## Stated goal:
Extract each line holding the word "weak" from the entries.

===== Listing

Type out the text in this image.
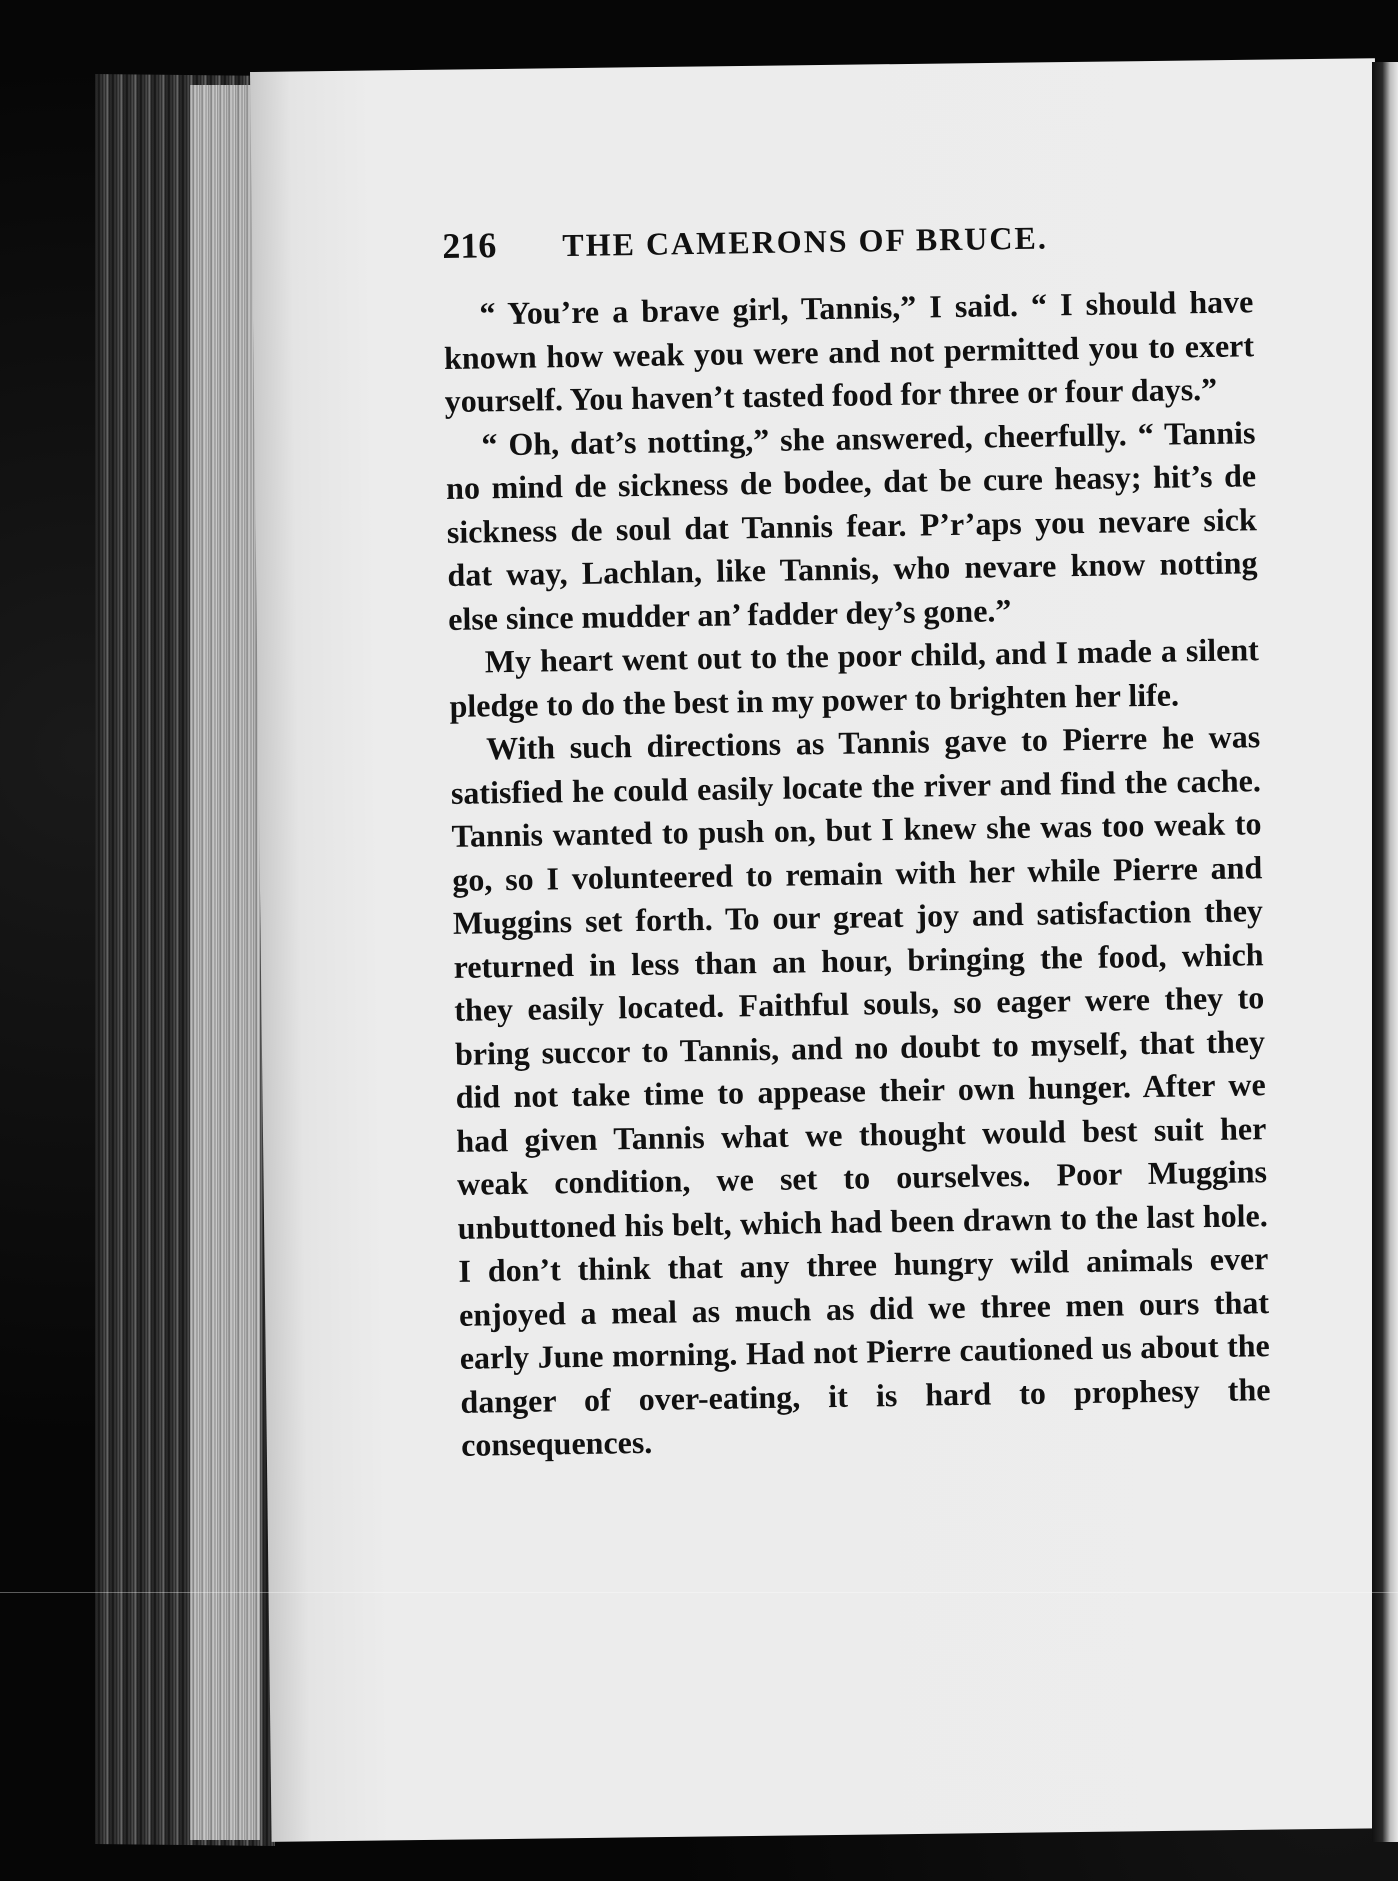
216	THE CAMERONS OF BRUCE.

“ You’re a brave girl, Tannis,” I said. “ I should have known how weak you were and not permitted you to exert yourself. You haven’t tasted food for three or four days.”

“ Oh, dat’s notting,” she answered, cheerfully. “ Tannis no mind de sickness de bodee, dat be cure heasy; hit’s de sickness de soul dat Tannis fear. P’r’aps you nevare sick dat way, Lachlan, like Tannis, who nevare know notting else since mudder an’ fadder dey’s gone.”

My heart went out to the poor child, and I made a silent pledge to do the best in my power to brighten her life.

With such directions as Tannis gave to Pierre he was satisfied he could easily locate the river and find the cache. Tannis wanted to push on, but I knew she was too weak to go, so I volunteered to remain with her while Pierre and Muggins set forth. To our great joy and satisfaction they returned in less than an hour, bringing the food, which they easily located. Faithful souls, so eager were they to bring succor to Tannis, and no doubt to myself, that they did not take time to appease their own hunger. After we had given Tannis what we thought would best suit her weak condition, we set to ourselves. Poor Muggins unbuttoned his belt, which had been drawn to the last hole. I don’t think that any three hungry wild animals ever enjoyed a meal as much as did we three men ours that early June morning. Had not Pierre cautioned us about the danger of over-eating, it is hard to prophesy the consequences.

==========

## Response:
“ You’re a brave girl, Tannis,” I said. “ I should have known how weak you were and not permitted you to exert yourself. You haven’t tasted food for three or four days.”
With such directions as Tannis gave to Pierre he was satisfied he could easily locate the river and find the cache. Tannis wanted to push on, but I knew she was too weak to go, so I volunteered to remain with her while Pierre and Muggins set forth. To our great joy and satisfaction they returned in less than an hour, bringing the food, which they easily located. Faithful souls, so eager were they to bring succor to Tannis, and no doubt to myself, that they did not take time to appease their own hunger. After we had given Tannis what we thought would best suit her weak condition, we set to ourselves. Poor Muggins unbuttoned his belt, which had been drawn to the last hole. I don’t think that any three hungry wild animals ever enjoyed a meal as much as did we three men ours that early June morning. Had not Pierre cautioned us about the danger of over-eating, it is hard to prophesy the consequences.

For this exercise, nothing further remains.